■ GOAL
Write out every entry exactly as it appears.

■ GIVEN ENTRIES
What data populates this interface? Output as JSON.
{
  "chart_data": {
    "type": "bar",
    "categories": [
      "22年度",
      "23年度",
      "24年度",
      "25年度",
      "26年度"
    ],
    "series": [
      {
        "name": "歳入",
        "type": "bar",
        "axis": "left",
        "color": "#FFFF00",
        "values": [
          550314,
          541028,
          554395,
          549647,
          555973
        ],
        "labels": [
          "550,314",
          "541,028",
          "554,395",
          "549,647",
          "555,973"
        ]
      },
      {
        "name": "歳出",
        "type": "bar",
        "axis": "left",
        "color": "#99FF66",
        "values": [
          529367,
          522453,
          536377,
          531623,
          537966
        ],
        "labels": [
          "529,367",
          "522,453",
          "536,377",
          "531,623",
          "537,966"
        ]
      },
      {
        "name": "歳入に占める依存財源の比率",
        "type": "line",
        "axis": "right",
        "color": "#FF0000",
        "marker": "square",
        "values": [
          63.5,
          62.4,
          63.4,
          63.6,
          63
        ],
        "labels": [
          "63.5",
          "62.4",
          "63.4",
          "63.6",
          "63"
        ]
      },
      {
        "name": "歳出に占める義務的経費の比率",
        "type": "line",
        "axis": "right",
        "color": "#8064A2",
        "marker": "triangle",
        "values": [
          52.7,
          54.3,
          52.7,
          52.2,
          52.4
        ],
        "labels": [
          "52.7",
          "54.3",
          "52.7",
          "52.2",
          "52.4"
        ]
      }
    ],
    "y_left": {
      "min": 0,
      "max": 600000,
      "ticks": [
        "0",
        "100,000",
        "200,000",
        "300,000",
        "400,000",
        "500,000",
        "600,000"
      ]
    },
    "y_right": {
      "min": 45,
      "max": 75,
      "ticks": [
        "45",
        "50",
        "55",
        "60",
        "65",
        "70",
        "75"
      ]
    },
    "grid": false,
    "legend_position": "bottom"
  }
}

■ RESPONSE TO THIS TASK
What data populates this interface? Output as JSON.
{
  "chart_data": {
    "type": "bar",
    "categories": [
      "22年度",
      "23年度",
      "24年度",
      "25年度",
      "26年度"
    ],
    "series": [
      {
        "name": "歳入",
        "type": "bar",
        "axis": "left",
        "color": "#FFFF00",
        "values": [
          550314,
          541028,
          554395,
          549647,
          555973
        ],
        "labels": [
          "550,314",
          "541,028",
          "554,395",
          "549,647",
          "555,973"
        ]
      },
      {
        "name": "歳出",
        "type": "bar",
        "axis": "left",
        "color": "#99FF66",
        "values": [
          529367,
          522453,
          536377,
          531623,
          537966
        ],
        "labels": [
          "529,367",
          "522,453",
          "536,377",
          "531,623",
          "537,966"
        ]
      },
      {
        "name": "歳入に占める依存財源の比率",
        "type": "line",
        "axis": "right",
        "color": "#FF0000",
        "marker": "square",
        "values": [
          63.5,
          62.4,
          63.4,
          63.6,
          63
        ],
        "labels": [
          "63.5",
          "62.4",
          "63.4",
          "63.6",
          "63"
        ]
      },
      {
        "name": "歳出に占める義務的経費の比率",
        "type": "line",
        "axis": "right",
        "color": "#8064A2",
        "marker": "triangle",
        "values": [
          52.7,
          54.3,
          52.7,
          52.2,
          52.4
        ],
        "labels": [
          "52.7",
          "54.3",
          "52.7",
          "52.2",
          "52.4"
        ]
      }
    ],
    "y_left": {
      "min": 0,
      "max": 600000,
      "ticks": [
        "0",
        "100,000",
        "200,000",
        "300,000",
        "400,000",
        "500,000",
        "600,000"
      ]
    },
    "y_right": {
      "min": 45,
      "max": 75,
      "ticks": [
        "45",
        "50",
        "55",
        "60",
        "65",
        "70",
        "75"
      ]
    },
    "grid": false,
    "legend_position": "bottom"
  }
}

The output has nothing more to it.